begin DATASET EXCERPTS

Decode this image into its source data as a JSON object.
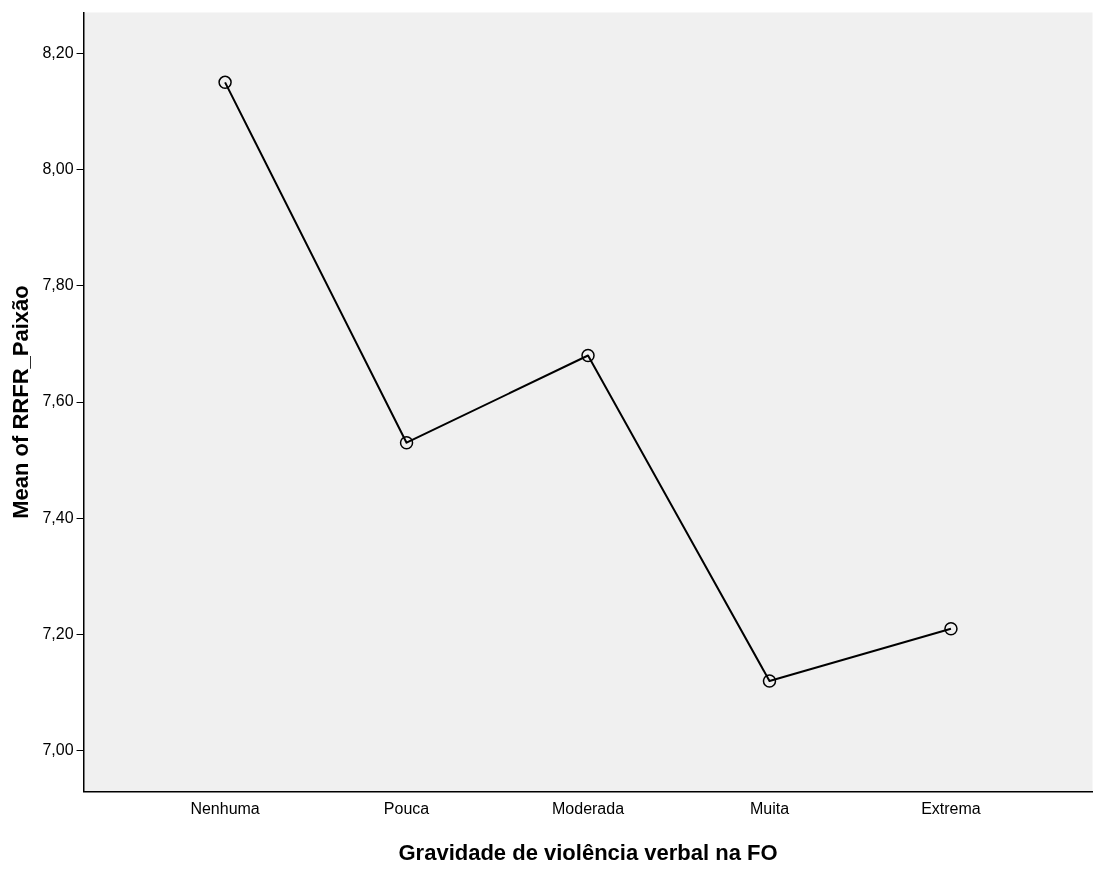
{
  "chart_data": {
    "type": "line",
    "xlabel": "Gravidade de violência verbal na FO",
    "ylabel": "Mean of RRFR_Paixão",
    "categories": [
      "Nenhuma",
      "Pouca",
      "Moderada",
      "Muita",
      "Extrema"
    ],
    "series": [
      {
        "color": "#000000",
        "values": [
          8.15,
          7.53,
          7.68,
          7.12,
          7.21
        ]
      }
    ],
    "ylim": [
      6.93,
      8.27
    ],
    "yticks": [
      {
        "value": 7.0,
        "label": "7,00"
      },
      {
        "value": 7.2,
        "label": "7,20"
      },
      {
        "value": 7.4,
        "label": "7,40"
      },
      {
        "value": 7.6,
        "label": "7,60"
      },
      {
        "value": 7.8,
        "label": "7,80"
      },
      {
        "value": 8.0,
        "label": "8,00"
      },
      {
        "value": 8.2,
        "label": "8,20"
      }
    ],
    "grid": false,
    "legend": false,
    "marker": "circle",
    "line_style": "solid"
  }
}
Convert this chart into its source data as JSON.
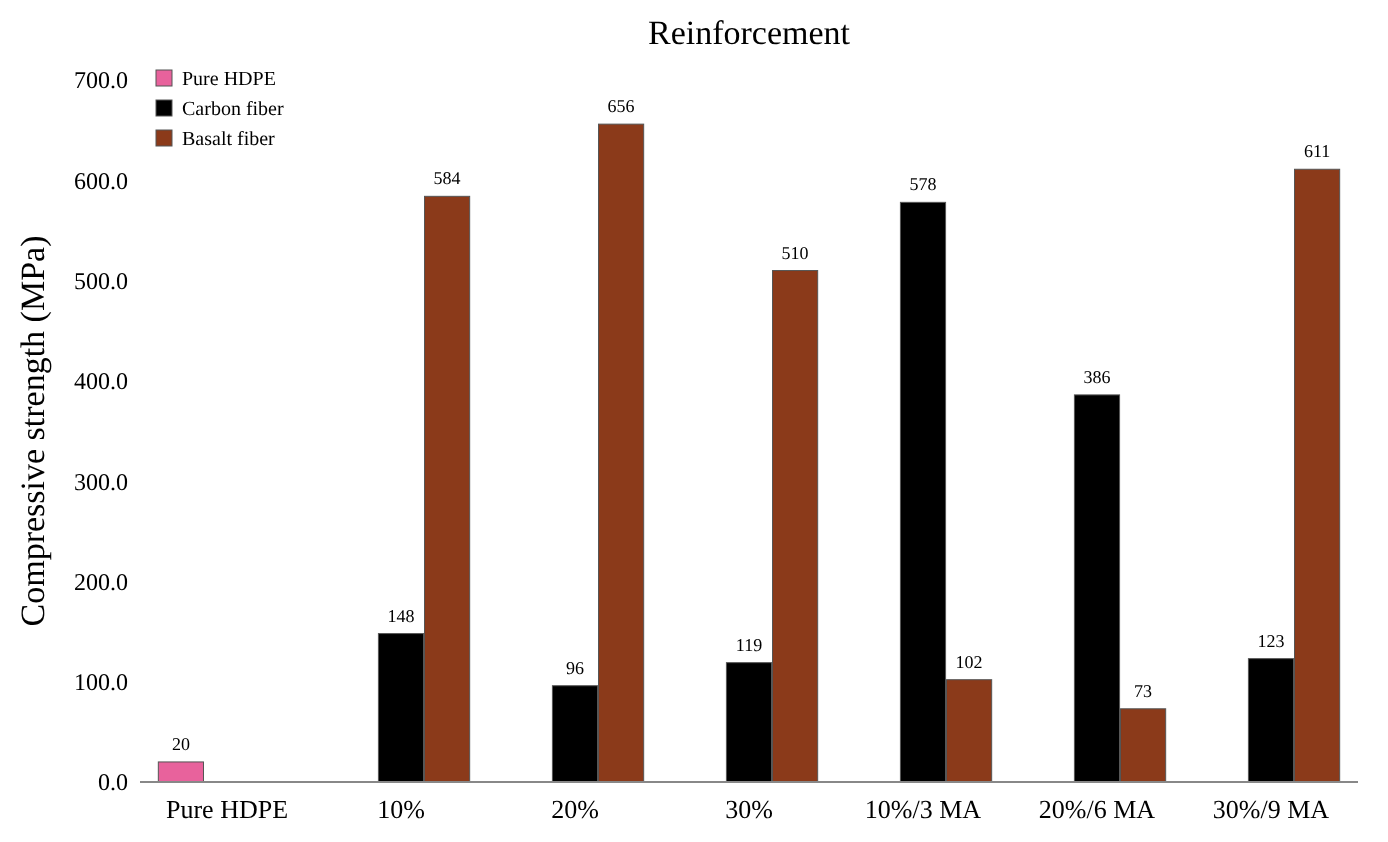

end DATASET EXCERPTS

* **AIM OF THE TASK**:
Pictures are excluded; copy all other data exactly as shown.

* **SOLUTION FOR THIS TASK**:
Decode this image into its source data as a JSON object.
{
  "chart_data": {
    "type": "line",
    "xlabel": "Gravidade de violência verbal na FO",
    "ylabel": "Mean of RRFR_Paixão",
    "categories": [
      "Nenhuma",
      "Pouca",
      "Moderada",
      "Muita",
      "Extrema"
    ],
    "series": [
      {
        "color": "#000000",
        "values": [
          8.15,
          7.53,
          7.68,
          7.12,
          7.21
        ]
      }
    ],
    "ylim": [
      6.93,
      8.27
    ],
    "yticks": [
      {
        "value": 7.0,
        "label": "7,00"
      },
      {
        "value": 7.2,
        "label": "7,20"
      },
      {
        "value": 7.4,
        "label": "7,40"
      },
      {
        "value": 7.6,
        "label": "7,60"
      },
      {
        "value": 7.8,
        "label": "7,80"
      },
      {
        "value": 8.0,
        "label": "8,00"
      },
      {
        "value": 8.2,
        "label": "8,20"
      }
    ],
    "grid": false,
    "legend": false,
    "marker": "circle",
    "line_style": "solid"
  }
}
Convert this chart into its source data as JSON.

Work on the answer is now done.